Dataset entries

--*--

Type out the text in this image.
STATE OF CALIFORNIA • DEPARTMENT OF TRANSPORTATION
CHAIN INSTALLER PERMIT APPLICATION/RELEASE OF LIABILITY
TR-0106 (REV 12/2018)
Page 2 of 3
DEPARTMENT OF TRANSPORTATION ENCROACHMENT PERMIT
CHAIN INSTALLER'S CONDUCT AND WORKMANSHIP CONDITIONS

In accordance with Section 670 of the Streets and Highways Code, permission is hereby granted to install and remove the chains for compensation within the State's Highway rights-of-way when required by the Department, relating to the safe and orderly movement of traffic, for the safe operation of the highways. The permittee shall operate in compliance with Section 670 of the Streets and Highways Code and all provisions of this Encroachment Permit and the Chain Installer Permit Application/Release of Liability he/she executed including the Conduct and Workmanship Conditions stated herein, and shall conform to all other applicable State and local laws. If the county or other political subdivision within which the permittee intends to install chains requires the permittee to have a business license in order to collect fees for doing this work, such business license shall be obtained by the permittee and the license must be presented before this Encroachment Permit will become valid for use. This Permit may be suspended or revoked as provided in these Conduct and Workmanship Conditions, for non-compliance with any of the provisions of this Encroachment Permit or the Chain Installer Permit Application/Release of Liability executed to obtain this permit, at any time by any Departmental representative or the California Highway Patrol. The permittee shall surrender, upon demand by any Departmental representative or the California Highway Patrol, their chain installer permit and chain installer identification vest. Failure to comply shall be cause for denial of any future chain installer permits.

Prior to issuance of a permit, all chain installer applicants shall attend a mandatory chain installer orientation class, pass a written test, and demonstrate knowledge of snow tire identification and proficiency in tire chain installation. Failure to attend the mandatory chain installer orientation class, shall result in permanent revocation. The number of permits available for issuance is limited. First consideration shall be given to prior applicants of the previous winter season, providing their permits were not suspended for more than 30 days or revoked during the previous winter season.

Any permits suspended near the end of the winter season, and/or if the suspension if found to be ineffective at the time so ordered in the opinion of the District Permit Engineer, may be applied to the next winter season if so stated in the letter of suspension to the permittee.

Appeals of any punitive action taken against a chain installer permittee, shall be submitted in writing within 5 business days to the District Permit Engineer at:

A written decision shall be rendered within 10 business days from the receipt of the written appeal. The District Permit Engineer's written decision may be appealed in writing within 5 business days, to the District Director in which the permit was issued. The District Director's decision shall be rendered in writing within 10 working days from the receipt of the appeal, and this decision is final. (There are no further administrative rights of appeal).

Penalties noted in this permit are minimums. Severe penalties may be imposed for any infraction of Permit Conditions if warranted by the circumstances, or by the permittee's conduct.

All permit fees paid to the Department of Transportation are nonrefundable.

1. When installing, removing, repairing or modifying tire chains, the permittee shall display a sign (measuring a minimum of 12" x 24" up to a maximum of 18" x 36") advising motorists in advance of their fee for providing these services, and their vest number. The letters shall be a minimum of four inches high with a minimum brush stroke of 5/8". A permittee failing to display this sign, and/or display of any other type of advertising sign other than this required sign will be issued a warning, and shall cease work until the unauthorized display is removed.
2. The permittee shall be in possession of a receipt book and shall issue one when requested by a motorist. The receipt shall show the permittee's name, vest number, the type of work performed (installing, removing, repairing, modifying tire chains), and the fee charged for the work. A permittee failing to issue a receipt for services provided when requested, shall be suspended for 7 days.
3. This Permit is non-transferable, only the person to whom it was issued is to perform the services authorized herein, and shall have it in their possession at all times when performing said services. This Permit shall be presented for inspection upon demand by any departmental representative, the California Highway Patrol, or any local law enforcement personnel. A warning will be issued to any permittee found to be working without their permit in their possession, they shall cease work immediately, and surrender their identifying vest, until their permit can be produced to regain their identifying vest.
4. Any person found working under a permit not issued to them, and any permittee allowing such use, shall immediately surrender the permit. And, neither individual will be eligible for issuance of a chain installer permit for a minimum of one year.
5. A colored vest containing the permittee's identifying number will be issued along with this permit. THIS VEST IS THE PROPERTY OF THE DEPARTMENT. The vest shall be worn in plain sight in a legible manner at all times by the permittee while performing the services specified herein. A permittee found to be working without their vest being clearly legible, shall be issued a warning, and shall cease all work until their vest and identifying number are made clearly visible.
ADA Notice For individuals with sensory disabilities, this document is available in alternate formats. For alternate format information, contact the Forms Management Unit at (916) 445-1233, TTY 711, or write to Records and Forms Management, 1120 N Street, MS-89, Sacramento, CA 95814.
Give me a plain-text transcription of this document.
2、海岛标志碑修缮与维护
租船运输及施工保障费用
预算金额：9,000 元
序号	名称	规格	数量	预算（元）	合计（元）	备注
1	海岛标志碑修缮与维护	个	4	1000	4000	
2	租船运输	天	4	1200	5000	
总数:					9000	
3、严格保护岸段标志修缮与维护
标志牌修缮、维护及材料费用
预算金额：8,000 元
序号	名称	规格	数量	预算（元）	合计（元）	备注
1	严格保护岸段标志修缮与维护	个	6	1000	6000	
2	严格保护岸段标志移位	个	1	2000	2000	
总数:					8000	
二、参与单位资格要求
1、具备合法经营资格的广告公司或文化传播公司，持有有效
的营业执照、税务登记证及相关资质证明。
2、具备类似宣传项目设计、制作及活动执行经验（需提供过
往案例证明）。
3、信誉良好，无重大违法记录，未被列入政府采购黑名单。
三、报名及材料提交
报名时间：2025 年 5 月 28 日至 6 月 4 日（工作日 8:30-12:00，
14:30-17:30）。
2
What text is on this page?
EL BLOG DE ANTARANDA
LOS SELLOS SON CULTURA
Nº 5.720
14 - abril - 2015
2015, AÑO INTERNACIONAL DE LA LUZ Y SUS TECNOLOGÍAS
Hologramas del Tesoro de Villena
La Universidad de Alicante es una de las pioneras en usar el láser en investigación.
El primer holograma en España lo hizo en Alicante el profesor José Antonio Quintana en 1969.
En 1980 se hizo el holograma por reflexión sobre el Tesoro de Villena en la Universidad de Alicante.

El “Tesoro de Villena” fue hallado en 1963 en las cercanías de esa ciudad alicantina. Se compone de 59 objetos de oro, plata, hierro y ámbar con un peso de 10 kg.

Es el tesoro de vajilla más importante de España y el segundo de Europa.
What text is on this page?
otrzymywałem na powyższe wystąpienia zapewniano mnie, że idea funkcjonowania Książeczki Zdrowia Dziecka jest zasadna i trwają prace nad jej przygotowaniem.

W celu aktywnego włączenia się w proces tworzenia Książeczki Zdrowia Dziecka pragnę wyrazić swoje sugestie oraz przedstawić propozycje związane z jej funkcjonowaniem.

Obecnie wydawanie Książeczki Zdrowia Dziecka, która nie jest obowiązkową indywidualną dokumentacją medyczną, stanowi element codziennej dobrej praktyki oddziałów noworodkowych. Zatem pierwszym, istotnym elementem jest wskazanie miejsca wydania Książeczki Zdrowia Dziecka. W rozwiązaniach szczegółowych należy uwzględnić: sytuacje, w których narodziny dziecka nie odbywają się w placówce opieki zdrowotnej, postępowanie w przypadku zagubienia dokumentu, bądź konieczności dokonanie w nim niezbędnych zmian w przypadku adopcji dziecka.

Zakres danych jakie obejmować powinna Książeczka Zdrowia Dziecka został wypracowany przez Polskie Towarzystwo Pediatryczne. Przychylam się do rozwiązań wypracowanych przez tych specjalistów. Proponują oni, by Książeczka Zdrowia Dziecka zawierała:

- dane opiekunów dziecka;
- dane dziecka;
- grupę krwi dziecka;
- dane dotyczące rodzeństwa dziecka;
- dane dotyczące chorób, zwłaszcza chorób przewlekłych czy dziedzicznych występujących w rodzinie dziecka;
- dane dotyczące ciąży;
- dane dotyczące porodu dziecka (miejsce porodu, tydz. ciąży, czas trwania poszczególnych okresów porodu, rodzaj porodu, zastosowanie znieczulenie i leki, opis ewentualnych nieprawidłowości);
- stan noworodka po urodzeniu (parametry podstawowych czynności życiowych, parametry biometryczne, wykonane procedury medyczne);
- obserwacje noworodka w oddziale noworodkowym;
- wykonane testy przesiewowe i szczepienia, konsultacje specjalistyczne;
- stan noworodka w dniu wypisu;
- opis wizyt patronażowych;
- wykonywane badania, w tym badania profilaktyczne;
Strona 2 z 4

--*--

- [Given task]:
Read the data above and pull out each line that holds the string "wykonane".

- [Solution for this exercise]:
- stan noworodka po urodzeniu (parametry podstawowych czynności życiowych, parametry biometryczne, wykonane procedury medyczne);
- wykonane testy przesiewowe i szczepienia, konsultacje specjalistyczne;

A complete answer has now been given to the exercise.